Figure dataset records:
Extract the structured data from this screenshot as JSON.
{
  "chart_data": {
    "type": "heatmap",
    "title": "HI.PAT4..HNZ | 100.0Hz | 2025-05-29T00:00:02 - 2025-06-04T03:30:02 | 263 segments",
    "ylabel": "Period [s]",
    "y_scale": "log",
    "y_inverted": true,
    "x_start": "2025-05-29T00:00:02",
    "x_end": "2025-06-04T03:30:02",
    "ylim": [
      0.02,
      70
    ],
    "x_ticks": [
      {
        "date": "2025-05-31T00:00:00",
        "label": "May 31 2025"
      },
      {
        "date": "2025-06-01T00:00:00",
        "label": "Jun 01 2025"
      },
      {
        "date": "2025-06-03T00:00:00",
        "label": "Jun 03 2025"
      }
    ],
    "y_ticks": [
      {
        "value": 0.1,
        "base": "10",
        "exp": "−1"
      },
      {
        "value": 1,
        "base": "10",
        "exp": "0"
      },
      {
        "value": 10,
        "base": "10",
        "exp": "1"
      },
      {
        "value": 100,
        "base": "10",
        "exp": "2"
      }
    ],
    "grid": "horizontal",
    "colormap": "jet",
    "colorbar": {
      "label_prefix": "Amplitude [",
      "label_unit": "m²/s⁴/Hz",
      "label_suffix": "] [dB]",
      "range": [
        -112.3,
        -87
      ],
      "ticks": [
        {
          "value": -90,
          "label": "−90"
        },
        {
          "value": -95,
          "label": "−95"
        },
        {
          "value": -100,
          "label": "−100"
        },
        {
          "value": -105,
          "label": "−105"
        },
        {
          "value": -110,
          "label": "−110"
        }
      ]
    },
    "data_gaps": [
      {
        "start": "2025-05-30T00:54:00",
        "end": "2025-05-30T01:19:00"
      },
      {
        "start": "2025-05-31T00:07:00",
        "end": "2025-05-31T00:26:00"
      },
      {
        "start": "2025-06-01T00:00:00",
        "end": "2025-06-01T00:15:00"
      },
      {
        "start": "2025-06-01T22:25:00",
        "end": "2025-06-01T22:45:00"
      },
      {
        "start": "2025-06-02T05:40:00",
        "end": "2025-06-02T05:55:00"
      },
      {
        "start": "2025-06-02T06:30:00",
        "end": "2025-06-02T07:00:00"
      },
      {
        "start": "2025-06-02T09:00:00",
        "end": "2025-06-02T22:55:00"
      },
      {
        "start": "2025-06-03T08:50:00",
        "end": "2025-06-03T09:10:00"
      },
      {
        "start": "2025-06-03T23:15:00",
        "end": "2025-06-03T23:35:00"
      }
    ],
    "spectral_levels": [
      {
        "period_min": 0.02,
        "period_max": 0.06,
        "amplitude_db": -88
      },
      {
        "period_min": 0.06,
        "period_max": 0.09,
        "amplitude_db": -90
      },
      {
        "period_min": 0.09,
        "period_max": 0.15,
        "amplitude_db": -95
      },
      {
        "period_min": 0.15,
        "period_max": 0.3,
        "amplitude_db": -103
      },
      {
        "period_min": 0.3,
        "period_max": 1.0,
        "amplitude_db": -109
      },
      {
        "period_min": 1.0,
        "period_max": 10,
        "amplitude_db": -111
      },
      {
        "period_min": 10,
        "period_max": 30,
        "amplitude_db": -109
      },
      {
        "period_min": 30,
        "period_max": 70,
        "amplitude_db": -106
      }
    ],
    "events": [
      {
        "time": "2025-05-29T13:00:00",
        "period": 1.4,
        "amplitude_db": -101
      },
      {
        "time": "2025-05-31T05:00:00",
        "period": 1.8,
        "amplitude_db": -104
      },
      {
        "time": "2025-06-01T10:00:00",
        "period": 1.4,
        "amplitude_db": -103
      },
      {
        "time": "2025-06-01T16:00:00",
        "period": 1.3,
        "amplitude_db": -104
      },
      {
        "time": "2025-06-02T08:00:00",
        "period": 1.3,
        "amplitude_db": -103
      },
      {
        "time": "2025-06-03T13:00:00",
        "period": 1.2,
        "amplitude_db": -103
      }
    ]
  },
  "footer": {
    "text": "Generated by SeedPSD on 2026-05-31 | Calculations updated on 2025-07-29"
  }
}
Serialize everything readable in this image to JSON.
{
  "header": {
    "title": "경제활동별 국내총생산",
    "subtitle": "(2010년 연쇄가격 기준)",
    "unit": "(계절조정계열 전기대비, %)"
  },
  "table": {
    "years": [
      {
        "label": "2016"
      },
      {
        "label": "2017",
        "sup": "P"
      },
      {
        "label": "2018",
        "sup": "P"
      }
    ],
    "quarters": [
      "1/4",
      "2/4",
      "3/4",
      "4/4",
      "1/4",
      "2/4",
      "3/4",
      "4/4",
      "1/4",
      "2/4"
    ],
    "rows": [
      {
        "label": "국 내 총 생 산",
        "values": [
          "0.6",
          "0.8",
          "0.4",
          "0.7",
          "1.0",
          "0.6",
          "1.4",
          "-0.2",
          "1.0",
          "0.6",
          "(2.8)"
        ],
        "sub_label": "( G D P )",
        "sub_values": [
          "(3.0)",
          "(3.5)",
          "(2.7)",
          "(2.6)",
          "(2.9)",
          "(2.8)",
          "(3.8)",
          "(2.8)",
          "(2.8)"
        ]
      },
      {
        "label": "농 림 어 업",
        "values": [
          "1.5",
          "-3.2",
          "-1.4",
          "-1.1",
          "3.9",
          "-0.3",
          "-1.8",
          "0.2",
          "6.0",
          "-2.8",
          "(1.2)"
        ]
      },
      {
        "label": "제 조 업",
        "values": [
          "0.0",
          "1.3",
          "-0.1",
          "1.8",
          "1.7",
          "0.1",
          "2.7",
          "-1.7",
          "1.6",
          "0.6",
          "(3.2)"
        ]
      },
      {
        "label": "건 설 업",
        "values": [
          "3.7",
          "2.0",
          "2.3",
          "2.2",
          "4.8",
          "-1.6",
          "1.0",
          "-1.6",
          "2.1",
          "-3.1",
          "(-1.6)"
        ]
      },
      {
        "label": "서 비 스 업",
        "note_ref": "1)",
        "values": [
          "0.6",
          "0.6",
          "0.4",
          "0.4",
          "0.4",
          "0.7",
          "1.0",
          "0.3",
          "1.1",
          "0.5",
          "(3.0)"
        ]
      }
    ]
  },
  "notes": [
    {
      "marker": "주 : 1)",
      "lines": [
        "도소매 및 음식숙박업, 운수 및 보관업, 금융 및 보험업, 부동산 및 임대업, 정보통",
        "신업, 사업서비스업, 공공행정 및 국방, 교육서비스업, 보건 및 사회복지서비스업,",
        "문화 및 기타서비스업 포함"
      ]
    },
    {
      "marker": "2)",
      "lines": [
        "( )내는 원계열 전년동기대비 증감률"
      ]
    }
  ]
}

BRIEF:
Return each line of the records above exactly as it reads.

CORRECT ANSWER:
Extract the structured data from this screenshot as JSON.
{
  "chart_data": {
    "type": "heatmap",
    "title": "HI.PAT4..HNZ | 100.0Hz | 2025-05-29T00:00:02 - 2025-06-04T03:30:02 | 263 segments",
    "ylabel": "Period [s]",
    "y_scale": "log",
    "y_inverted": true,
    "x_start": "2025-05-29T00:00:02",
    "x_end": "2025-06-04T03:30:02",
    "ylim": [
      0.02,
      70
    ],
    "x_ticks": [
      {
        "date": "2025-05-31T00:00:00",
        "label": "May 31 2025"
      },
      {
        "date": "2025-06-01T00:00:00",
        "label": "Jun 01 2025"
      },
      {
        "date": "2025-06-03T00:00:00",
        "label": "Jun 03 2025"
      }
    ],
    "y_ticks": [
      {
        "value": 0.1,
        "base": "10",
        "exp": "−1"
      },
      {
        "value": 1,
        "base": "10",
        "exp": "0"
      },
      {
        "value": 10,
        "base": "10",
        "exp": "1"
      },
      {
        "value": 100,
        "base": "10",
        "exp": "2"
      }
    ],
    "grid": "horizontal",
    "colormap": "jet",
    "colorbar": {
      "label_prefix": "Amplitude [",
      "label_unit": "m²/s⁴/Hz",
      "label_suffix": "] [dB]",
      "range": [
        -112.3,
        -87
      ],
      "ticks": [
        {
          "value": -90,
          "label": "−90"
        },
        {
          "value": -95,
          "label": "−95"
        },
        {
          "value": -100,
          "label": "−100"
        },
        {
          "value": -105,
          "label": "−105"
        },
        {
          "value": -110,
          "label": "−110"
        }
      ]
    },
    "data_gaps": [
      {
        "start": "2025-05-30T00:54:00",
        "end": "2025-05-30T01:19:00"
      },
      {
        "start": "2025-05-31T00:07:00",
        "end": "2025-05-31T00:26:00"
      },
      {
        "start": "2025-06-01T00:00:00",
        "end": "2025-06-01T00:15:00"
      },
      {
        "start": "2025-06-01T22:25:00",
        "end": "2025-06-01T22:45:00"
      },
      {
        "start": "2025-06-02T05:40:00",
        "end": "2025-06-02T05:55:00"
      },
      {
        "start": "2025-06-02T06:30:00",
        "end": "2025-06-02T07:00:00"
      },
      {
        "start": "2025-06-02T09:00:00",
        "end": "2025-06-02T22:55:00"
      },
      {
        "start": "2025-06-03T08:50:00",
        "end": "2025-06-03T09:10:00"
      },
      {
        "start": "2025-06-03T23:15:00",
        "end": "2025-06-03T23:35:00"
      }
    ],
    "spectral_levels": [
      {
        "period_min": 0.02,
        "period_max": 0.06,
        "amplitude_db": -88
      },
      {
        "period_min": 0.06,
        "period_max": 0.09,
        "amplitude_db": -90
      },
      {
        "period_min": 0.09,
        "period_max": 0.15,
        "amplitude_db": -95
      },
      {
        "period_min": 0.15,
        "period_max": 0.3,
        "amplitude_db": -103
      },
      {
        "period_min": 0.3,
        "period_max": 1.0,
        "amplitude_db": -109
      },
      {
        "period_min": 1.0,
        "period_max": 10,
        "amplitude_db": -111
      },
      {
        "period_min": 10,
        "period_max": 30,
        "amplitude_db": -109
      },
      {
        "period_min": 30,
        "period_max": 70,
        "amplitude_db": -106
      }
    ],
    "events": [
      {
        "time": "2025-05-29T13:00:00",
        "period": 1.4,
        "amplitude_db": -101
      },
      {
        "time": "2025-05-31T05:00:00",
        "period": 1.8,
        "amplitude_db": -104
      },
      {
        "time": "2025-06-01T10:00:00",
        "period": 1.4,
        "amplitude_db": -103
      },
      {
        "time": "2025-06-01T16:00:00",
        "period": 1.3,
        "amplitude_db": -104
      },
      {
        "time": "2025-06-02T08:00:00",
        "period": 1.3,
        "amplitude_db": -103
      },
      {
        "time": "2025-06-03T13:00:00",
        "period": 1.2,
        "amplitude_db": -103
      }
    ]
  },
  "footer": {
    "text": "Generated by SeedPSD on 2026-05-31 | Calculations updated on 2025-07-29"
  }
}
Serialize everything readable in this image to JSON.
{
  "header": {
    "title": "경제활동별 국내총생산",
    "subtitle": "(2010년 연쇄가격 기준)",
    "unit": "(계절조정계열 전기대비, %)"
  },
  "table": {
    "years": [
      {
        "label": "2016"
      },
      {
        "label": "2017",
        "sup": "P"
      },
      {
        "label": "2018",
        "sup": "P"
      }
    ],
    "quarters": [
      "1/4",
      "2/4",
      "3/4",
      "4/4",
      "1/4",
      "2/4",
      "3/4",
      "4/4",
      "1/4",
      "2/4"
    ],
    "rows": [
      {
        "label": "국 내 총 생 산",
        "values": [
          "0.6",
          "0.8",
          "0.4",
          "0.7",
          "1.0",
          "0.6",
          "1.4",
          "-0.2",
          "1.0",
          "0.6",
          "(2.8)"
        ],
        "sub_label": "( G D P )",
        "sub_values": [
          "(3.0)",
          "(3.5)",
          "(2.7)",
          "(2.6)",
          "(2.9)",
          "(2.8)",
          "(3.8)",
          "(2.8)",
          "(2.8)"
        ]
      },
      {
        "label": "농 림 어 업",
        "values": [
          "1.5",
          "-3.2",
          "-1.4",
          "-1.1",
          "3.9",
          "-0.3",
          "-1.8",
          "0.2",
          "6.0",
          "-2.8",
          "(1.2)"
        ]
      },
      {
        "label": "제 조 업",
        "values": [
          "0.0",
          "1.3",
          "-0.1",
          "1.8",
          "1.7",
          "0.1",
          "2.7",
          "-1.7",
          "1.6",
          "0.6",
          "(3.2)"
        ]
      },
      {
        "label": "건 설 업",
        "values": [
          "3.7",
          "2.0",
          "2.3",
          "2.2",
          "4.8",
          "-1.6",
          "1.0",
          "-1.6",
          "2.1",
          "-3.1",
          "(-1.6)"
        ]
      },
      {
        "label": "서 비 스 업",
        "note_ref": "1)",
        "values": [
          "0.6",
          "0.6",
          "0.4",
          "0.4",
          "0.4",
          "0.7",
          "1.0",
          "0.3",
          "1.1",
          "0.5",
          "(3.0)"
        ]
      }
    ]
  },
  "notes": [
    {
      "marker": "주 : 1)",
      "lines": [
        "도소매 및 음식숙박업, 운수 및 보관업, 금융 및 보험업, 부동산 및 임대업, 정보통",
        "신업, 사업서비스업, 공공행정 및 국방, 교육서비스업, 보건 및 사회복지서비스업,",
        "문화 및 기타서비스업 포함"
      ]
    },
    {
      "marker": "2)",
      "lines": [
        "( )내는 원계열 전년동기대비 증감률"
      ]
    }
  ]
}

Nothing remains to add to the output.